Lines containing the word "Chromebook" are to be counted; state their number and nothing further.

RECORDED DATA:
## begin
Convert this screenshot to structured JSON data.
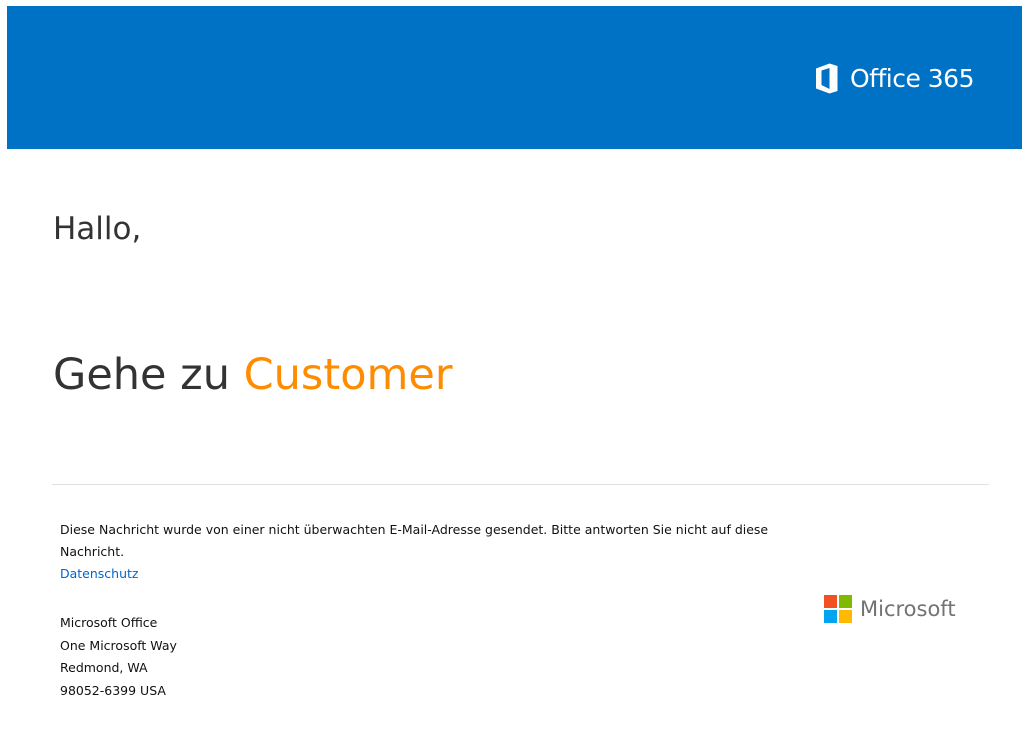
{
  "header": {
    "brand_name": "Office 365",
    "brand_icon": "office-logo-icon",
    "background_color": "#0072c6"
  },
  "main": {
    "greeting": "Hallo,",
    "headline_prefix": "Gehe zu ",
    "headline_accent": "Customer",
    "accent_color": "#ff8c00"
  },
  "footer": {
    "notice": "Diese Nachricht wurde von einer nicht überwachten E-Mail-Adresse gesendet. Bitte antworten Sie nicht auf diese Nachricht.",
    "privacy_link": "Datenschutz",
    "address": {
      "company": "Microsoft Office",
      "street": "One Microsoft Way",
      "city": "Redmond, WA",
      "zip_country": "98052-6399 USA"
    },
    "logo": {
      "name": "Microsoft",
      "icon": "microsoft-logo-icon",
      "colors": [
        "#f25022",
        "#7fba00",
        "#00a4ef",
        "#ffb900"
      ]
    }
  }
}
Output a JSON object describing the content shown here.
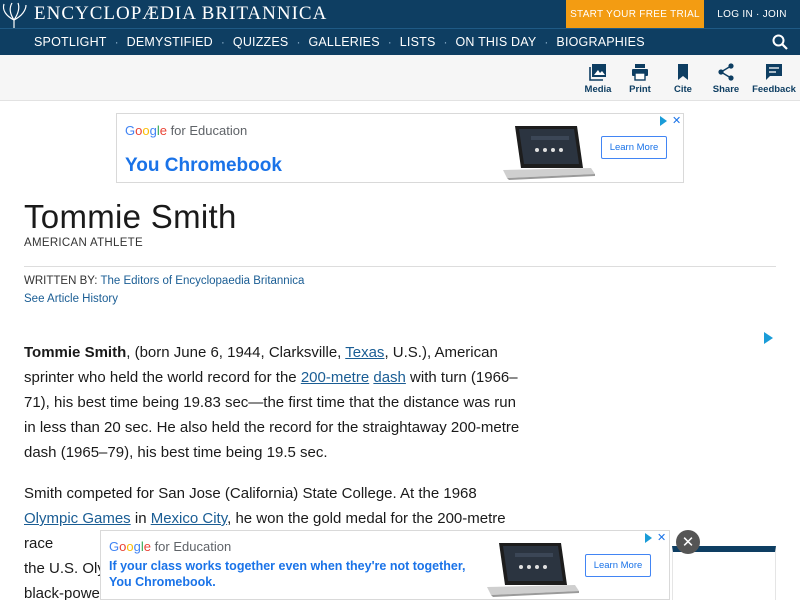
{
  "header": {
    "logo_text": "ENCYCLOPÆDIA BRITANNICA",
    "trial_label": "START YOUR FREE TRIAL",
    "login_label": "LOG IN · JOIN",
    "nav": [
      "SPOTLIGHT",
      "DEMYSTIFIED",
      "QUIZZES",
      "GALLERIES",
      "LISTS",
      "ON THIS DAY",
      "BIOGRAPHIES"
    ],
    "nav_sep": "·",
    "colors": {
      "navy": "#0e3e62",
      "orange": "#f39c12"
    }
  },
  "toolbar": {
    "items": [
      {
        "label": "Media",
        "icon": "media-icon"
      },
      {
        "label": "Print",
        "icon": "print-icon"
      },
      {
        "label": "Cite",
        "icon": "bookmark-icon"
      },
      {
        "label": "Share",
        "icon": "share-icon"
      },
      {
        "label": "Feedback",
        "icon": "feedback-icon"
      }
    ]
  },
  "ad_top": {
    "brand_g": [
      "G",
      "o",
      "o",
      "g",
      "l",
      "e"
    ],
    "brand_for": " for Education",
    "headline": "You Chromebook",
    "button": "Learn More",
    "close": "✕"
  },
  "article": {
    "title": "Tommie Smith",
    "subtitle": "AMERICAN ATHLETE",
    "written_by_label": "WRITTEN BY:",
    "written_by": "The Editors of Encyclopaedia Britannica",
    "history_link": "See Article History",
    "p1": {
      "name": "Tommie Smith",
      "t1": ", (born June 6, 1944, Clarksville, ",
      "link_texas": "Texas",
      "t2": ", U.S.), American sprinter who held the world record for the ",
      "link_200": "200-metre",
      "t3": " ",
      "link_dash": "dash",
      "t4": " with turn (1966–71), his best time being 19.83 sec—the first time that the distance was run in less than 20 sec. He also held the record for the straightaway 200-metre dash (1965–79), his best time being 19.5 sec."
    },
    "p2": {
      "t1": "Smith competed for San Jose (California) State College. At the 1968 ",
      "link_olympic": "Olympic Games",
      "t2": " in ",
      "link_mexico": "Mexico City",
      "t3": ", he won the gold medal for the 200-metre race",
      "t4": "the U.S. Oly",
      "t5": "black-powe"
    }
  },
  "ad_bottom": {
    "brand_g": [
      "G",
      "o",
      "o",
      "g",
      "l",
      "e"
    ],
    "brand_for": " for Education",
    "headline_line1": "If your class works together even when they're not together,",
    "headline_line2": "You Chromebook.",
    "button": "Learn More",
    "close": "✕",
    "dismiss": "✕"
  }
}
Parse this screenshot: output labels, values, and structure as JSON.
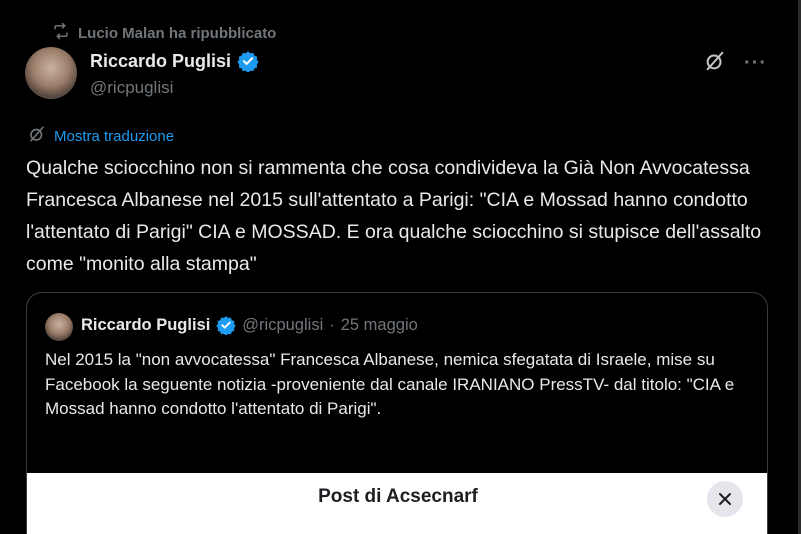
{
  "repost": {
    "label": "Lucio Malan ha ripubblicato"
  },
  "author": {
    "name": "Riccardo Puglisi",
    "handle": "@ricpuglisi"
  },
  "actions": {
    "more_label": "···"
  },
  "translate": {
    "label": "Mostra traduzione"
  },
  "tweet": {
    "text": "Qualche sciocchino non si rammenta che cosa condivideva la Già Non Avvocatessa Francesca Albanese nel 2015 sull'attentato a Parigi: \"CIA e Mossad hanno condotto l'attentato di Parigi\" CIA e MOSSAD. E ora qualche sciocchino si stupisce dell'assalto come \"monito alla stampa\""
  },
  "quote": {
    "name": "Riccardo Puglisi",
    "handle": "@ricpuglisi",
    "separator": "·",
    "date": "25 maggio",
    "text": "Nel 2015 la \"non avvocatessa\" Francesca Albanese, nemica sfegatata di Israele, mise su Facebook la seguente notizia -proveniente dal canale IRANIANO PressTV- dal titolo: \"CIA e Mossad hanno condotto l'attentato di Parigi\".",
    "media_title": "Post di Acsecnarf"
  },
  "colors": {
    "accent": "#1d9bf0",
    "muted": "#71767b",
    "text": "#e7e9ea",
    "background": "#000000"
  },
  "icons": [
    "repost-icon",
    "verified-icon",
    "grok-icon",
    "more-icon",
    "translate-icon",
    "close-icon"
  ]
}
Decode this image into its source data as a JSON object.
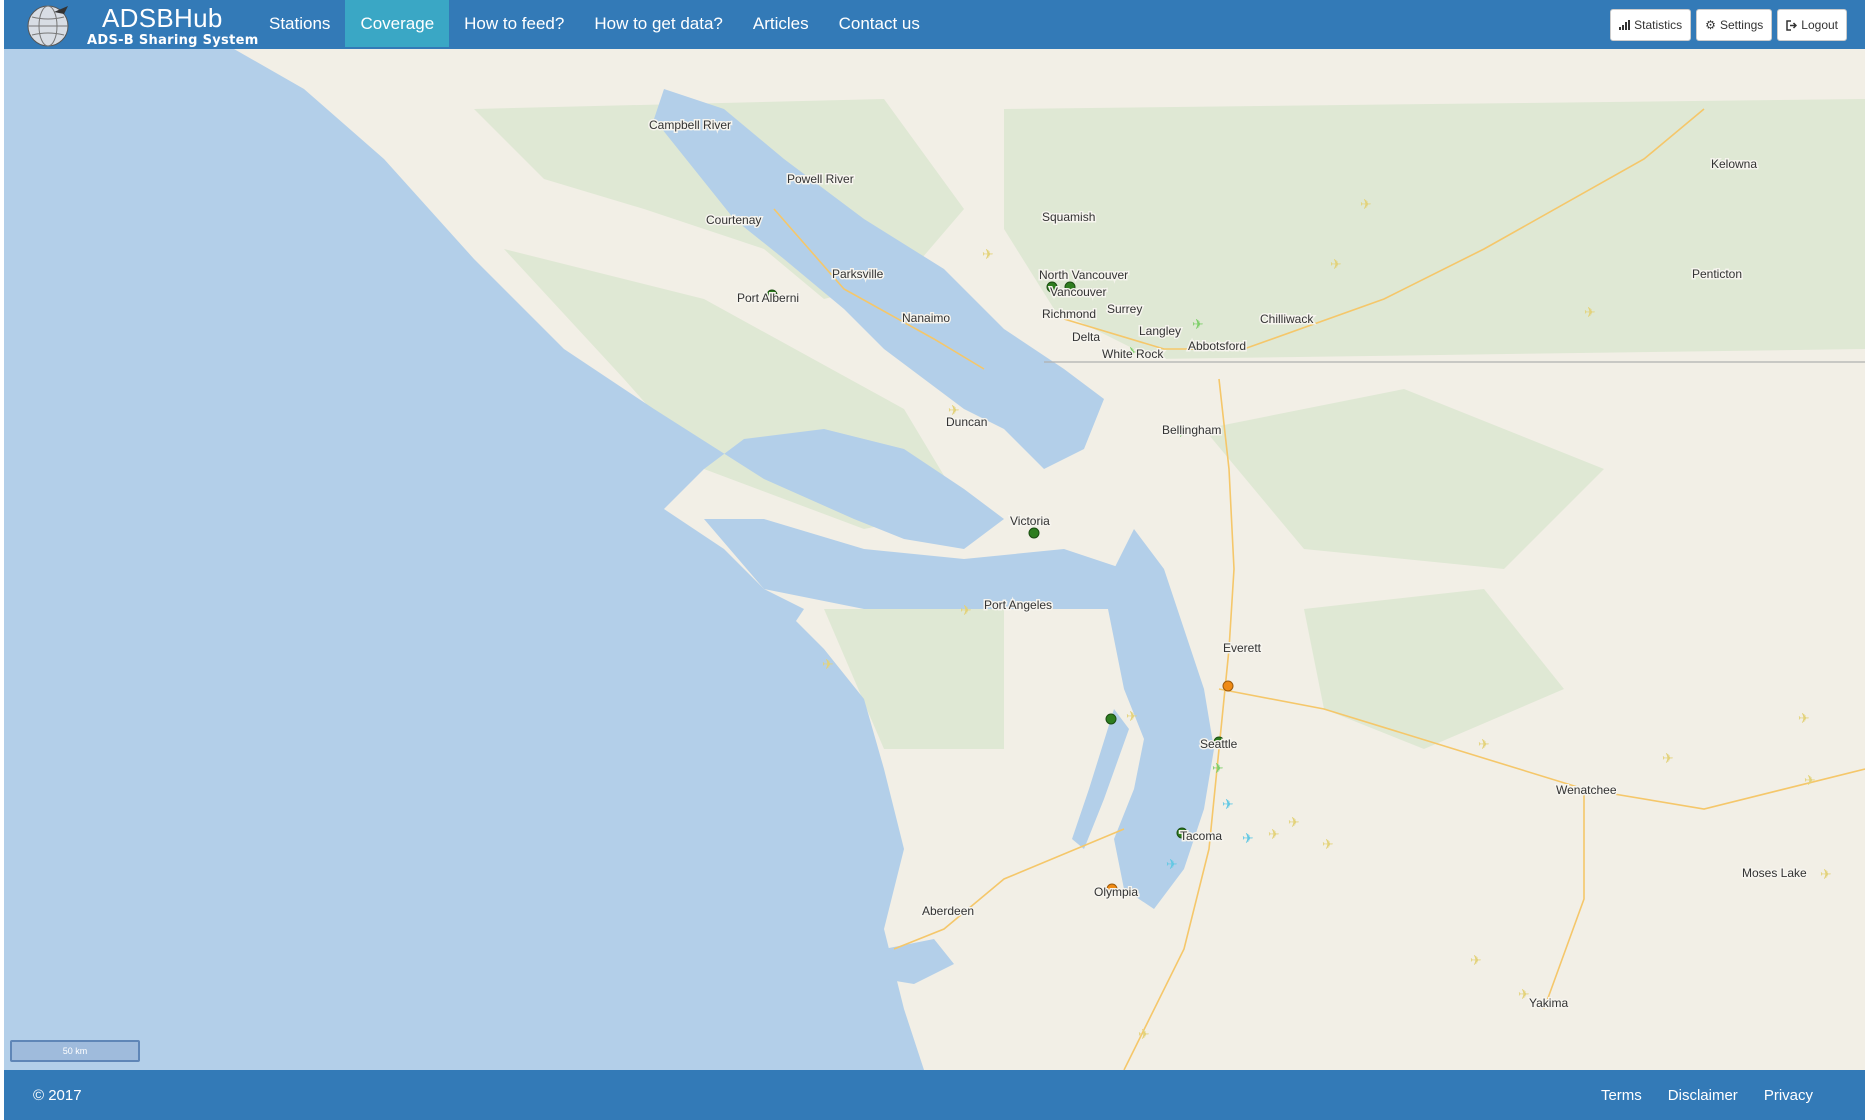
{
  "brand": {
    "title": "ADSBHub",
    "subtitle": "ADS-B Sharing System",
    "logo_icon": "globe-plane-icon"
  },
  "nav": {
    "items": [
      {
        "label": "Stations",
        "active": false
      },
      {
        "label": "Coverage",
        "active": true
      },
      {
        "label": "How to feed?",
        "active": false
      },
      {
        "label": "How to get data?",
        "active": false
      },
      {
        "label": "Articles",
        "active": false
      },
      {
        "label": "Contact us",
        "active": false
      }
    ]
  },
  "toolbar": {
    "statistics_label": "Statistics",
    "statistics_icon": "bar-chart-icon",
    "settings_label": "Settings",
    "settings_icon": "gear-icon",
    "logout_label": "Logout",
    "logout_icon": "logout-icon"
  },
  "map": {
    "cities": [
      "Campbell River",
      "Powell River",
      "Courtenay",
      "Squamish",
      "Kelowna",
      "Penticton",
      "North Vancouver",
      "Vancouver",
      "Surrey",
      "Richmond",
      "Langley",
      "Delta",
      "White Rock",
      "Abbotsford",
      "Chilliwack",
      "Port Alberni",
      "Parksville",
      "Nanaimo",
      "Duncan",
      "Bellingham",
      "Victoria",
      "Port Angeles",
      "Everett",
      "Seattle",
      "Wenatchee",
      "Tacoma",
      "Moses Lake",
      "Olympia",
      "Aberdeen",
      "Yakima"
    ],
    "scale_label": "50 km",
    "colors": {
      "water": "#b3cfe9",
      "land": "#f2efe6",
      "station_green": "#2e7d1f",
      "station_orange": "#ef8a14",
      "plane_yellow": "#e3d27a",
      "plane_green": "#7ecf6a",
      "plane_cyan": "#62c8e4"
    }
  },
  "footer": {
    "copyright": "© 2017",
    "links": [
      "Terms",
      "Disclaimer",
      "Privacy"
    ]
  }
}
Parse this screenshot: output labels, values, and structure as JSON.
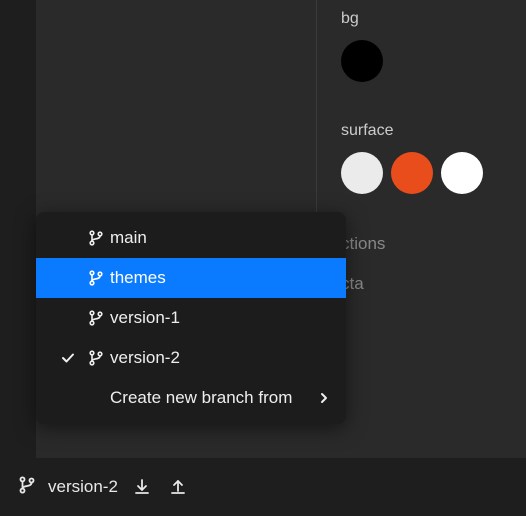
{
  "properties": {
    "bg": {
      "label": "bg",
      "colors": [
        "#000000"
      ]
    },
    "surface": {
      "label": "surface",
      "colors": [
        "#ebebeb",
        "#ea4d1c",
        "#ffffff"
      ]
    },
    "hidden": [
      {
        "label": "ctions"
      },
      {
        "label": "cta"
      }
    ]
  },
  "menu": {
    "items": [
      {
        "label": "main",
        "selected": false,
        "current": false
      },
      {
        "label": "themes",
        "selected": true,
        "current": false
      },
      {
        "label": "version-1",
        "selected": false,
        "current": false
      },
      {
        "label": "version-2",
        "selected": false,
        "current": true
      }
    ],
    "create_label": "Create new branch from"
  },
  "footer": {
    "branch_label": "version-2"
  }
}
## end
THE ANSWER: 2